▶ _Problem description_
Locate all lines with the word "JSON" and copy them out.
-- start of Extracted information --
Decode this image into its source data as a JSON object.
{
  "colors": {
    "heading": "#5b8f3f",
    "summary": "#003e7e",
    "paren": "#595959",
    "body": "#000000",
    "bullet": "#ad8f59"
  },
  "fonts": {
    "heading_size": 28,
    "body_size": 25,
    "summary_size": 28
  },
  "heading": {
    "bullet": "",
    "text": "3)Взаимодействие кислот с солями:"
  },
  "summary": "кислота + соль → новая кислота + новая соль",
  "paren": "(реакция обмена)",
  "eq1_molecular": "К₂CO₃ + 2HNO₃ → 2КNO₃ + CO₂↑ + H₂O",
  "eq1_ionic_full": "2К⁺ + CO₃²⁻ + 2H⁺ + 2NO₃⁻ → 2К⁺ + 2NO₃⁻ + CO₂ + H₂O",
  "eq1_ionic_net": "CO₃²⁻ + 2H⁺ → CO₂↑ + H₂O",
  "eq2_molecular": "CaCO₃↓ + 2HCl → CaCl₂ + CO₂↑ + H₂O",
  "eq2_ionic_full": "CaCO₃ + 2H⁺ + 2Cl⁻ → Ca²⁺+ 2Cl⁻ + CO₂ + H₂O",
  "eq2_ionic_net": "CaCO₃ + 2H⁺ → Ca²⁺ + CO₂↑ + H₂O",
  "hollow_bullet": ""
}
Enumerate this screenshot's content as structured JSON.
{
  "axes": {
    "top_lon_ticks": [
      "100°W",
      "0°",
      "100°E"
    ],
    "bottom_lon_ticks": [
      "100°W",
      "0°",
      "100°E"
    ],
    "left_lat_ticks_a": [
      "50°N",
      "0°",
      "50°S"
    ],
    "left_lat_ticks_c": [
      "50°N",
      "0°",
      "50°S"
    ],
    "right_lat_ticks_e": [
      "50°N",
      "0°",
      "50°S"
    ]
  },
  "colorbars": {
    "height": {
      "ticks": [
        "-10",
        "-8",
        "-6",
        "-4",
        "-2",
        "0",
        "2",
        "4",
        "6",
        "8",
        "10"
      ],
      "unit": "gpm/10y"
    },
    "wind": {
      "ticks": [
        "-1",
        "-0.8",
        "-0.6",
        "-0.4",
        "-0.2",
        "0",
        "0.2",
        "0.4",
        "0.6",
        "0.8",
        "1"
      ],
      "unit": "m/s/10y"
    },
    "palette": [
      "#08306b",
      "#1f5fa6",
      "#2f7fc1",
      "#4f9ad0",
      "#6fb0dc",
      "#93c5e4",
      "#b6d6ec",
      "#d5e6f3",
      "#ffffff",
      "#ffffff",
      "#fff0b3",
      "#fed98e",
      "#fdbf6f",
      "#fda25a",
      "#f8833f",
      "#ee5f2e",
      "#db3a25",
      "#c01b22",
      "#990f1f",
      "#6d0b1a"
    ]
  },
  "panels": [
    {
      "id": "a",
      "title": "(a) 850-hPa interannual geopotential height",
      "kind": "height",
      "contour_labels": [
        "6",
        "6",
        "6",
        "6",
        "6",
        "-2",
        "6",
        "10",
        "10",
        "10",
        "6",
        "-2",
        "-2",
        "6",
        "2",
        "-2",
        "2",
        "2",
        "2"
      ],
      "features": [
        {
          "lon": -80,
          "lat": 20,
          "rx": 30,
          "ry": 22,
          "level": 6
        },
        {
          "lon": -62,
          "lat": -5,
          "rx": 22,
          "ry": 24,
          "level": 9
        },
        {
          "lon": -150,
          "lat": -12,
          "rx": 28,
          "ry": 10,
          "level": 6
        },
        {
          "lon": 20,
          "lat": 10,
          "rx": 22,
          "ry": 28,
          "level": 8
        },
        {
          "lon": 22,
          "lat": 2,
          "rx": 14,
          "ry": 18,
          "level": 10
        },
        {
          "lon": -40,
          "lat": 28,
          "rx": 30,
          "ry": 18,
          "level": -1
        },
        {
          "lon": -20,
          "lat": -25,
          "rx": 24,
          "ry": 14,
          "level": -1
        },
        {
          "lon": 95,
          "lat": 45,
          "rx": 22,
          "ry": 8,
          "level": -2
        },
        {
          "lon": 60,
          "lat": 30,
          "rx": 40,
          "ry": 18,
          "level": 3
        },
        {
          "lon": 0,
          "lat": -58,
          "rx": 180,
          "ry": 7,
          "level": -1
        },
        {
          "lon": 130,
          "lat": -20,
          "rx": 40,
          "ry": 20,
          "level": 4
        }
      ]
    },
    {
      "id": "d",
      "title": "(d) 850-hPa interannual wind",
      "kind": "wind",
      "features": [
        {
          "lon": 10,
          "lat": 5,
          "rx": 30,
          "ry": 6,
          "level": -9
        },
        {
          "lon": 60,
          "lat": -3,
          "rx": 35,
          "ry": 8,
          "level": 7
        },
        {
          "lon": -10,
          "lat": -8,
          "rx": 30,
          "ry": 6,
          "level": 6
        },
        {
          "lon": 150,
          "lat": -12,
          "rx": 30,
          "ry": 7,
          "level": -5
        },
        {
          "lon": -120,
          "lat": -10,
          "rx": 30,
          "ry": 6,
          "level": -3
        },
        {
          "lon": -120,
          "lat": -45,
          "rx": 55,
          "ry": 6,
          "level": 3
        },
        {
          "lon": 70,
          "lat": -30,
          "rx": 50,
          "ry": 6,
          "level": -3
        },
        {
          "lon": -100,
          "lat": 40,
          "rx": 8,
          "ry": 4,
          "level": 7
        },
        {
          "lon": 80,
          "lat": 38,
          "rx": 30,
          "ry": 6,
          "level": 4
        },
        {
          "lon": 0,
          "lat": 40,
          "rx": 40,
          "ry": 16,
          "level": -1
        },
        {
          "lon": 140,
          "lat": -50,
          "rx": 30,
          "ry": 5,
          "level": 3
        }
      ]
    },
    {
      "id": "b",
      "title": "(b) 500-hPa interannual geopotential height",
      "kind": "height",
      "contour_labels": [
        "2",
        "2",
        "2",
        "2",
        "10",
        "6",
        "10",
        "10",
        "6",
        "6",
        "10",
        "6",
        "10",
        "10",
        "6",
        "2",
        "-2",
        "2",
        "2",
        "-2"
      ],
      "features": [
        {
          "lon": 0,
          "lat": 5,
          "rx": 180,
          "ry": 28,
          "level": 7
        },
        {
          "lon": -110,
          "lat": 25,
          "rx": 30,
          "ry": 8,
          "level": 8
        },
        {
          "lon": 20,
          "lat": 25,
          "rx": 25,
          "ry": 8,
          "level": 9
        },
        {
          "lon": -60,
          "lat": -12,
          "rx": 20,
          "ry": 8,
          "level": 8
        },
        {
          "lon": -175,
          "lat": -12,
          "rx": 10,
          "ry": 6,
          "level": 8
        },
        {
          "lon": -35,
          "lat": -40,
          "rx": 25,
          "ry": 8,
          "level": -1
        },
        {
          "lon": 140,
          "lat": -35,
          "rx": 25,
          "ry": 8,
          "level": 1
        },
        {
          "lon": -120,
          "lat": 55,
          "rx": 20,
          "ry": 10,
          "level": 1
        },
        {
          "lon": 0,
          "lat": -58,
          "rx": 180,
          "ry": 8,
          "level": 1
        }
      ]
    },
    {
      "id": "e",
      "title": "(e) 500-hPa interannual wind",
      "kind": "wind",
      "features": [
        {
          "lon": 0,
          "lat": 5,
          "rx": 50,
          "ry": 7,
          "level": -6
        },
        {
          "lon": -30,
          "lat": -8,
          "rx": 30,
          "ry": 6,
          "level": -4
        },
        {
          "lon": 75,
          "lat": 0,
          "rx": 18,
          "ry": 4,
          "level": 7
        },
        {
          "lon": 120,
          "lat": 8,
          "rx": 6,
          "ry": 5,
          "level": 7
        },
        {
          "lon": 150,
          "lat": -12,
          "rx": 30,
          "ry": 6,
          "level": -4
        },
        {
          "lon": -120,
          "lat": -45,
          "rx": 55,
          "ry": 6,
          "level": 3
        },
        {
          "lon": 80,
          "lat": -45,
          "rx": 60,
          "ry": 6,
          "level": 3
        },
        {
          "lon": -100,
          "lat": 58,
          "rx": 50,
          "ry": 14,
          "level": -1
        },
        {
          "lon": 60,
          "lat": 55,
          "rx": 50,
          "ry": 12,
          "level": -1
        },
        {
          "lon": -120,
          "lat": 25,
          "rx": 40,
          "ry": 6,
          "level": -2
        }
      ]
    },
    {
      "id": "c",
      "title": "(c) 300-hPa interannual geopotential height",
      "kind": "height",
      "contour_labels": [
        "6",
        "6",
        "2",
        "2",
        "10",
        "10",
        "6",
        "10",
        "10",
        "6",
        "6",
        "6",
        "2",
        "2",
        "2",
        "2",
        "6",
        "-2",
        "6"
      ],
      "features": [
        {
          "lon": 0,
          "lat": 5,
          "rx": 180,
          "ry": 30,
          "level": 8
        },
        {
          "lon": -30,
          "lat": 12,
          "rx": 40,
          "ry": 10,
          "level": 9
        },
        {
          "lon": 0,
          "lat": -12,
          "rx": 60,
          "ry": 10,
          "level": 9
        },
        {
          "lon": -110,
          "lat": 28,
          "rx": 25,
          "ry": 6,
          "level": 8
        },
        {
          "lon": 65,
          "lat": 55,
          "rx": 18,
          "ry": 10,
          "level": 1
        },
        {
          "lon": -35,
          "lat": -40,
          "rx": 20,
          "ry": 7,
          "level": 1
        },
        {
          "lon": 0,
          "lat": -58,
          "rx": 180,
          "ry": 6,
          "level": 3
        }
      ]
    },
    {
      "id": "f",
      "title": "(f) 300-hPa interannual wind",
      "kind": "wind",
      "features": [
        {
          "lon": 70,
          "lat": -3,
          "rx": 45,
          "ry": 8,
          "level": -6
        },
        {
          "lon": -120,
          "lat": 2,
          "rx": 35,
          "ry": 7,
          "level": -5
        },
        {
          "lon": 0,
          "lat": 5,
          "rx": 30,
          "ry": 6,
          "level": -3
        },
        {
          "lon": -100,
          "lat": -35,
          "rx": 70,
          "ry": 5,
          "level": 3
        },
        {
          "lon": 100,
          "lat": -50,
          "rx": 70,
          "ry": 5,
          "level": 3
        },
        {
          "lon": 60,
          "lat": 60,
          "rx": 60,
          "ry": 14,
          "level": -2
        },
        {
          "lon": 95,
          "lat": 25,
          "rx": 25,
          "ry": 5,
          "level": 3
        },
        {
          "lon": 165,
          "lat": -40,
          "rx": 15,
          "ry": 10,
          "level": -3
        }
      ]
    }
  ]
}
-- end of Extracted information --
▶ _Answer to the task_
Decode this image into its source data as a JSON object.
Enumerate this screenshot's content as structured JSON.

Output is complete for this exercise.